TASK INSTRUCTIONS:
Copy every line from the material below that holds "ladung".

[Lines of data]
:::
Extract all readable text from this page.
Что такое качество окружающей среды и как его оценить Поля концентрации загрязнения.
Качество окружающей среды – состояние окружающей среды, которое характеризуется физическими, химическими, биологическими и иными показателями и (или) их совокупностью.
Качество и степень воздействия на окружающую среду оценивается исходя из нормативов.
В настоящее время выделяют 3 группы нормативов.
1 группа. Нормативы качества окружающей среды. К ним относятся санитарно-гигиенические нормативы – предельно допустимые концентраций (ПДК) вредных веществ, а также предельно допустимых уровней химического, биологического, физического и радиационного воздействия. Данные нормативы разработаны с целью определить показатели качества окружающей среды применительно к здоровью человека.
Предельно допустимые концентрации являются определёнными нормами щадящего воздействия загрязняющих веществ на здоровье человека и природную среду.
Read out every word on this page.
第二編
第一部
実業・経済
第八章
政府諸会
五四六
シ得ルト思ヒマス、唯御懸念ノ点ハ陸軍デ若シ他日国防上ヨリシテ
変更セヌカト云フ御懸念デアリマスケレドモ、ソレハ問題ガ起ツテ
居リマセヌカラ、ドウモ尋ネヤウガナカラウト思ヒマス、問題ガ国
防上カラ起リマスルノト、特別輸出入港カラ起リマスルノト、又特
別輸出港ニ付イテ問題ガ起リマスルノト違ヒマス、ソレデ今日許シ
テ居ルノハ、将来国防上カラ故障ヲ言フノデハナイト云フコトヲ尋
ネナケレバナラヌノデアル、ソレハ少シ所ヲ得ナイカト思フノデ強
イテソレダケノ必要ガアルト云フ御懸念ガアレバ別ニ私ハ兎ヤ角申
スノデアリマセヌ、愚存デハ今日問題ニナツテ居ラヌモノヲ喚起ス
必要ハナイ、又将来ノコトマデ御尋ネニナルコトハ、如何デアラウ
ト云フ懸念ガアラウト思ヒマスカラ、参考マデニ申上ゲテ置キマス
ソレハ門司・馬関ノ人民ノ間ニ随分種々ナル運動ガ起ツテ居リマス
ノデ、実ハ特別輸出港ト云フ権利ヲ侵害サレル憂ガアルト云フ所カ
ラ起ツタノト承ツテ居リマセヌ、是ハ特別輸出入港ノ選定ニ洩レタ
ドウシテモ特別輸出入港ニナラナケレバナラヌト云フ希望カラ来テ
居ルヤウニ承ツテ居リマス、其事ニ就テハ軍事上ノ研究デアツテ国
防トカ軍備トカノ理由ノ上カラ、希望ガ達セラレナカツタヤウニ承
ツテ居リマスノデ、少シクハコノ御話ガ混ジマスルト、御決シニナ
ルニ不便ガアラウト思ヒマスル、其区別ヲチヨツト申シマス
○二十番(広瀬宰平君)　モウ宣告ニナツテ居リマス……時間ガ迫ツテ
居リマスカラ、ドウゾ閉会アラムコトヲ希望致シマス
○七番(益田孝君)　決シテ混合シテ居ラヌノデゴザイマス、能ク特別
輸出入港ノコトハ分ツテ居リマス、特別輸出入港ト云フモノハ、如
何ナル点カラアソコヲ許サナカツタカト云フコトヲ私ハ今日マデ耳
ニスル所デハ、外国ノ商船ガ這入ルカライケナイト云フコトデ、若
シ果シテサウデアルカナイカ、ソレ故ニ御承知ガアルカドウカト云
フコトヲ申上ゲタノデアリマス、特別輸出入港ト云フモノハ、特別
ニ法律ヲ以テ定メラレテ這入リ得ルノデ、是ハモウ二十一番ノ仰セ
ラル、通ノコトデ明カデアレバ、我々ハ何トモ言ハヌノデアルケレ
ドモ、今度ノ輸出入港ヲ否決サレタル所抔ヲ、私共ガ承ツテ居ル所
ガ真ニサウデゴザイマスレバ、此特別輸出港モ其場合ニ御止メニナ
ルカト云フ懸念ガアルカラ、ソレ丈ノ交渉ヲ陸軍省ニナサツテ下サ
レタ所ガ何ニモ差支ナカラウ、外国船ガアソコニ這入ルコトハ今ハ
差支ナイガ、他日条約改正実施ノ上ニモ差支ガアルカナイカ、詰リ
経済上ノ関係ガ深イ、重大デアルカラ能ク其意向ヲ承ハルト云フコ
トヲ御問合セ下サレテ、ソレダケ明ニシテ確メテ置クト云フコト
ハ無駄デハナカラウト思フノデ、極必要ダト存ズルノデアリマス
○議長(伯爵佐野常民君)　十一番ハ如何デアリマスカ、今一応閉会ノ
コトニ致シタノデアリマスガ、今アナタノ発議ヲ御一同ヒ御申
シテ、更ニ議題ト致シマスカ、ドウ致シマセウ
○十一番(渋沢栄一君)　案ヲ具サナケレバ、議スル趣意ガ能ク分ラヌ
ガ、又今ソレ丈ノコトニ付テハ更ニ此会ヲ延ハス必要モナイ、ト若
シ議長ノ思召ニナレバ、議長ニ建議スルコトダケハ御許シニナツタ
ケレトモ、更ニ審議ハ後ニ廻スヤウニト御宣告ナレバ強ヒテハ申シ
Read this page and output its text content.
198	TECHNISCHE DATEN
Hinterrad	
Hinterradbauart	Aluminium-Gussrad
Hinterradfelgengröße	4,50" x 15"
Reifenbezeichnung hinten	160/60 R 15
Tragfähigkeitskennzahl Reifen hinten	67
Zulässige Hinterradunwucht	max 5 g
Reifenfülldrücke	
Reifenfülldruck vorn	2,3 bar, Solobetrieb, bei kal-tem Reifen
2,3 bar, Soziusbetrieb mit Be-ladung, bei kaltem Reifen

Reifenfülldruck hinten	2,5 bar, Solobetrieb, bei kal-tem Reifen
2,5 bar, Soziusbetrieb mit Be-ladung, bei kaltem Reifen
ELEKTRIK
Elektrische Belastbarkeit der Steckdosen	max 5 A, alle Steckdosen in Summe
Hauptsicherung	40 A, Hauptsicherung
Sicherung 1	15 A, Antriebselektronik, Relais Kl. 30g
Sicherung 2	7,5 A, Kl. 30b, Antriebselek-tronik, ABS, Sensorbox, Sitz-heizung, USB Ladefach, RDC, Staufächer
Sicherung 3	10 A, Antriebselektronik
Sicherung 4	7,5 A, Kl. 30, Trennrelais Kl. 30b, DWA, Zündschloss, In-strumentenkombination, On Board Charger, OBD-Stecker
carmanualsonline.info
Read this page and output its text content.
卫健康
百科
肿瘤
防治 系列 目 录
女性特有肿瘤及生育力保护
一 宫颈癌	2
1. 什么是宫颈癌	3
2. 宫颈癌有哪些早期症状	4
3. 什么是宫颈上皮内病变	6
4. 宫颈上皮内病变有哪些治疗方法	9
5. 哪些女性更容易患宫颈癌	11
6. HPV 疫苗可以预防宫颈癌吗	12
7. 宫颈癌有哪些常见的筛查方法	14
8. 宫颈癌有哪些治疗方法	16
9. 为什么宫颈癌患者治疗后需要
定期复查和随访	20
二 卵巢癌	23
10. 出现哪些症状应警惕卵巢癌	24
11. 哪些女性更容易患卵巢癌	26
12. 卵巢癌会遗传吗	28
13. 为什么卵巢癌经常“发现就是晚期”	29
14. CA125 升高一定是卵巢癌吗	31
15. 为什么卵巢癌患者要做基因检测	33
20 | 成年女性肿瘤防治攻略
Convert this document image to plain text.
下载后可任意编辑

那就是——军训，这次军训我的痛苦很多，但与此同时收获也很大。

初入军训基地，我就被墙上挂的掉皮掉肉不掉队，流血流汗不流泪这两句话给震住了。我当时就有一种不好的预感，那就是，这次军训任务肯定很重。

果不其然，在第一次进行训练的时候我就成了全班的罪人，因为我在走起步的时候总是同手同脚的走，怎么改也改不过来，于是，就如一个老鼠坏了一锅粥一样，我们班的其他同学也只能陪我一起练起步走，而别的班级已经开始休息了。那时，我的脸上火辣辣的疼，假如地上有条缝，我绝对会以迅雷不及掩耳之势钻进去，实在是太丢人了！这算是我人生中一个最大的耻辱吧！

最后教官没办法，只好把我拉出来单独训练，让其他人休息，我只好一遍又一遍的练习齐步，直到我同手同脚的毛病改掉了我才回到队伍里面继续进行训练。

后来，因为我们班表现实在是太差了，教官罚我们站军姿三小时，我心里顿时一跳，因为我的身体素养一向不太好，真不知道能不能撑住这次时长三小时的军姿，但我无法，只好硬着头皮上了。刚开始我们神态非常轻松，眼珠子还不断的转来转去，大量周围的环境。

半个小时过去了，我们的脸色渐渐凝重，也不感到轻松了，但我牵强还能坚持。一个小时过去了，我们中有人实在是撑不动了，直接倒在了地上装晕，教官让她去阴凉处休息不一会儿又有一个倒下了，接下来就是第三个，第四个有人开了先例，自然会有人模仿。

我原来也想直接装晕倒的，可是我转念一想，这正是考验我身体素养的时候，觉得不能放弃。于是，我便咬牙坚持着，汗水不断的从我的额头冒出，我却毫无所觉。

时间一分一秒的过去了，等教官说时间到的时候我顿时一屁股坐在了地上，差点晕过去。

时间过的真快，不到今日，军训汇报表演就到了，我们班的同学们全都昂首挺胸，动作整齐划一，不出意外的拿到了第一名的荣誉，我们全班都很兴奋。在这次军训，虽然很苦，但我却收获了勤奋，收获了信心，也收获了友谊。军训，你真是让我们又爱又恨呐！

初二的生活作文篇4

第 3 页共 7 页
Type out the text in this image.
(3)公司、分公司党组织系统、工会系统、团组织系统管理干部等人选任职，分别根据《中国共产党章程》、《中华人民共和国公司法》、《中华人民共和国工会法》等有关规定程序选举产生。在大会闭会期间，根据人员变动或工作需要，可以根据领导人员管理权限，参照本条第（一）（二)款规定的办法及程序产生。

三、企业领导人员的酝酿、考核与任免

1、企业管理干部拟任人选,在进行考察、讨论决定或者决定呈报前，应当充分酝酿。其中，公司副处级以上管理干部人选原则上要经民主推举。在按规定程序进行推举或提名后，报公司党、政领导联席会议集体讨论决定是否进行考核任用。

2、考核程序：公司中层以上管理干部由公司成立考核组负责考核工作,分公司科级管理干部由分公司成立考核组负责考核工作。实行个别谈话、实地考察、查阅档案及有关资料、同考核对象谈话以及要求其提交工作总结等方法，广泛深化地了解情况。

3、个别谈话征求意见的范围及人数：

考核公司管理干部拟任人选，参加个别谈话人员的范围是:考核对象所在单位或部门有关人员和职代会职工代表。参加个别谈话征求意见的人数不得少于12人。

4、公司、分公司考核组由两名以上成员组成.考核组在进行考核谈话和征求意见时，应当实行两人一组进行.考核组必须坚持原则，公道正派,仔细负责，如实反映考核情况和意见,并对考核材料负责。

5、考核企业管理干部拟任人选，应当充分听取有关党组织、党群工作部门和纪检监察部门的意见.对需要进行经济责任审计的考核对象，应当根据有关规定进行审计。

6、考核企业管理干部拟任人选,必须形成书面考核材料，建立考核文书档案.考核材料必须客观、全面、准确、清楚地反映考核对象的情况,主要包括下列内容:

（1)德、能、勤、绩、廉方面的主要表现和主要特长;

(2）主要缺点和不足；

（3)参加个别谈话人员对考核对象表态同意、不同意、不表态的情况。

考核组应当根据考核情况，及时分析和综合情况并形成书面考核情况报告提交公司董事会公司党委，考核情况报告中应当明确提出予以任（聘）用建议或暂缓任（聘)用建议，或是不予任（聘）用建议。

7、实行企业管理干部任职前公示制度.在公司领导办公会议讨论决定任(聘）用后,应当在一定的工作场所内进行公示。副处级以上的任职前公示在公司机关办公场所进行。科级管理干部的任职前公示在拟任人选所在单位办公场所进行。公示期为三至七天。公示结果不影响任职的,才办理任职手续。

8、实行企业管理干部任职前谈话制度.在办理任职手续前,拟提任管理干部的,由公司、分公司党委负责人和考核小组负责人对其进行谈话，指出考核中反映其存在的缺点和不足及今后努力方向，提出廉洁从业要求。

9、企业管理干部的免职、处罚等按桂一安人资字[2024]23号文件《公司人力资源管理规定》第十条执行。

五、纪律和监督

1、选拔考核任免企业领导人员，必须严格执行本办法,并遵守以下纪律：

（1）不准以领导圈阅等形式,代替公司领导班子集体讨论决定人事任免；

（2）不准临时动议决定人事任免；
:::
ANSWER:
2,3 bar, Soziusbetrieb mit Be-ladung, bei kaltem Reifen
2,5 bar, Soziusbetrieb mit Be-ladung, bei kaltem Reifen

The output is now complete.